**WORK TO DO**
Find the lines with the string "dolomitico" and return them.

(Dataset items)

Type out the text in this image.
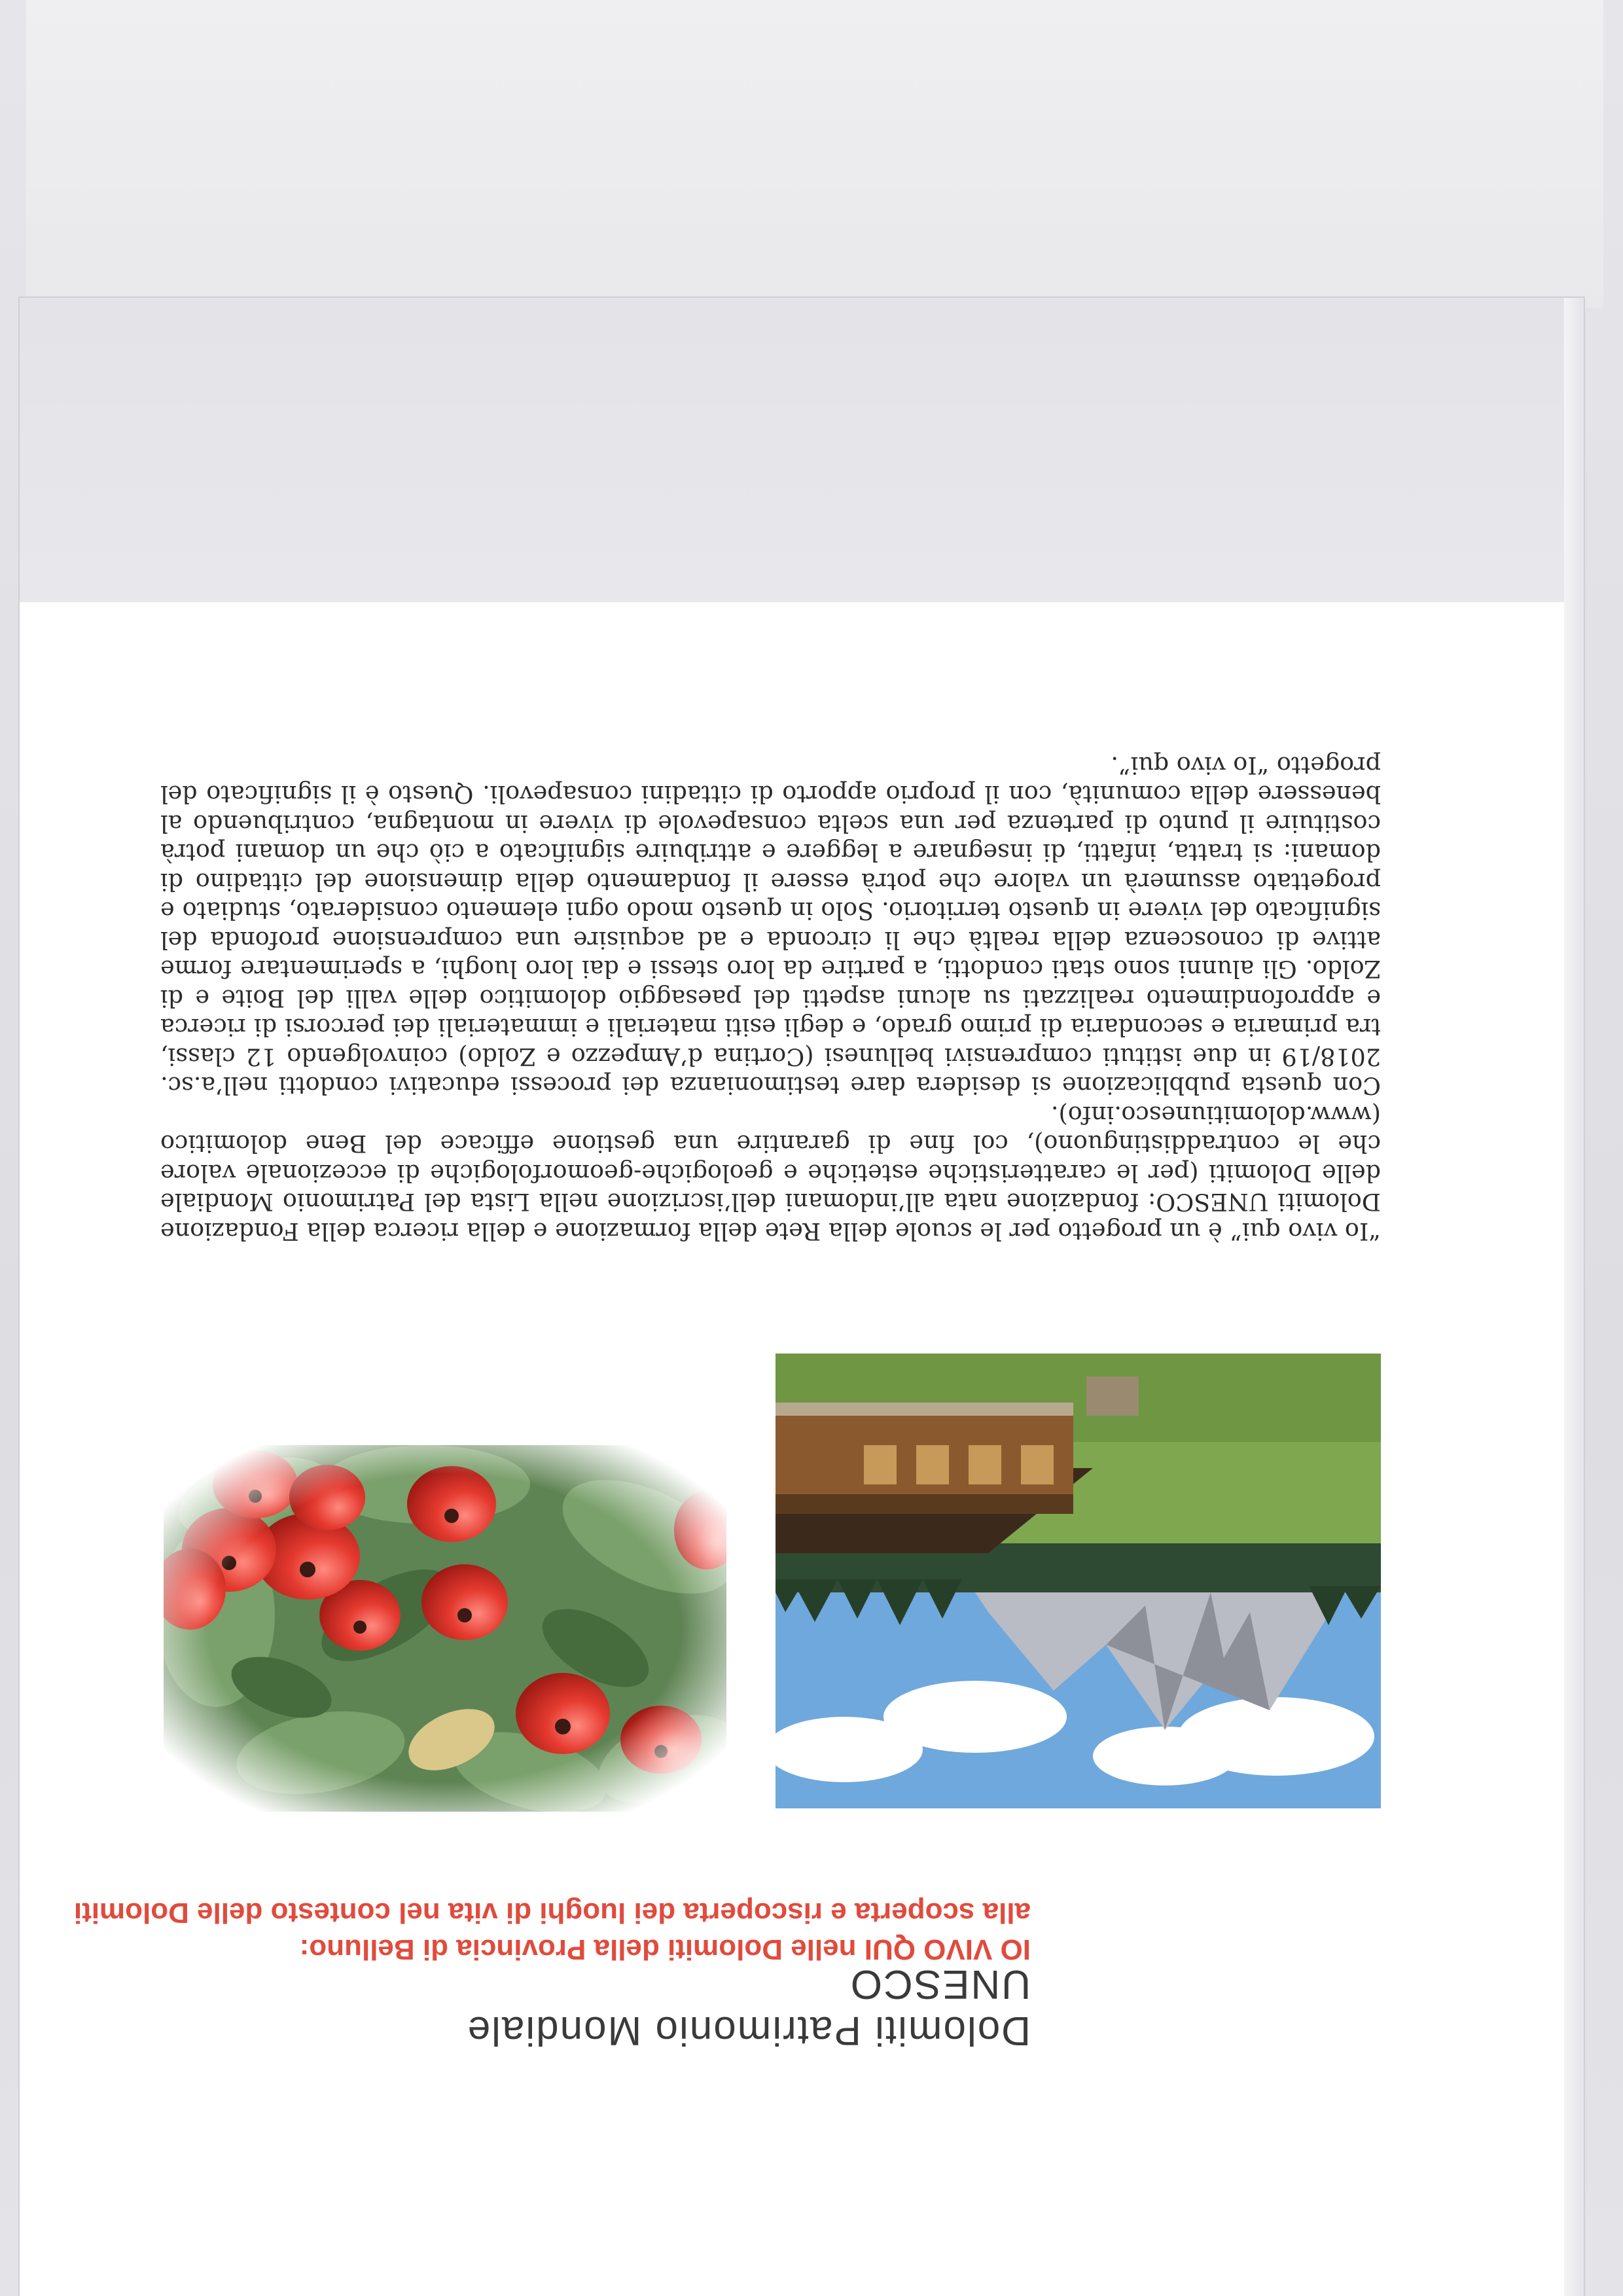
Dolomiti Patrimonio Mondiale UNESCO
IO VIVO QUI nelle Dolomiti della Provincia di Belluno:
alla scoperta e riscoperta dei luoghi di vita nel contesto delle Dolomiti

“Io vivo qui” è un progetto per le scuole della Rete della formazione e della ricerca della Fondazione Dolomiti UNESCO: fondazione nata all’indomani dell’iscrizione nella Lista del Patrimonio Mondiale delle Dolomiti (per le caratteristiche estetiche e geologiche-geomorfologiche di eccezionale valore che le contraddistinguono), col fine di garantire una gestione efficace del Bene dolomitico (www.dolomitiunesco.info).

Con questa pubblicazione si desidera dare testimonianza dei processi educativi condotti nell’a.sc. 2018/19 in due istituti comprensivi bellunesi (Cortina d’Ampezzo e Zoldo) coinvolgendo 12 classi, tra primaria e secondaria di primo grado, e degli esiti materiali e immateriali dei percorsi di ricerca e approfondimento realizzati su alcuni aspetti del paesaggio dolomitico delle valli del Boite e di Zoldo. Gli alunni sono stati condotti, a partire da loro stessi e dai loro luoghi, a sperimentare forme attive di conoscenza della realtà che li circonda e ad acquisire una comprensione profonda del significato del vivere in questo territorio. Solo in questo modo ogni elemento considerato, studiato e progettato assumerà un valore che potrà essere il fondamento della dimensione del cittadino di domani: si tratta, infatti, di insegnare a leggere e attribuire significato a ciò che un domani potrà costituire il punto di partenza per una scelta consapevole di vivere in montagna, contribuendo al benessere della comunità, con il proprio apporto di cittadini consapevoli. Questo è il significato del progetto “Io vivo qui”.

**SOLUTION TO THIS PROBLEM**
“Io vivo qui” è un progetto per le scuole della Rete della formazione e della ricerca della Fondazione Dolomiti UNESCO: fondazione nata all’indomani dell’iscrizione nella Lista del Patrimonio Mondiale delle Dolomiti (per le caratteristiche estetiche e geologiche-geomorfologiche di eccezionale valore che le contraddistinguono), col fine di garantire una gestione efficace del Bene dolomitico (www.dolomitiunesco.info).
Con questa pubblicazione si desidera dare testimonianza dei processi educativi condotti nell’a.sc. 2018/19 in due istituti comprensivi bellunesi (Cortina d’Ampezzo e Zoldo) coinvolgendo 12 classi, tra primaria e secondaria di primo grado, e degli esiti materiali e immateriali dei percorsi di ricerca e approfondimento realizzati su alcuni aspetti del paesaggio dolomitico delle valli del Boite e di Zoldo. Gli alunni sono stati condotti, a partire da loro stessi e dai loro luoghi, a sperimentare forme attive di conoscenza della realtà che li circonda e ad acquisire una comprensione profonda del significato del vivere in questo territorio. Solo in questo modo ogni elemento considerato, studiato e progettato assumerà un valore che potrà essere il fondamento della dimensione del cittadino di domani: si tratta, infatti, di insegnare a leggere e attribuire significato a ciò che un domani potrà costituire il punto di partenza per una scelta consapevole di vivere in montagna, contribuendo al benessere della comunità, con il proprio apporto di cittadini consapevoli. Questo è il significato del progetto “Io vivo qui”.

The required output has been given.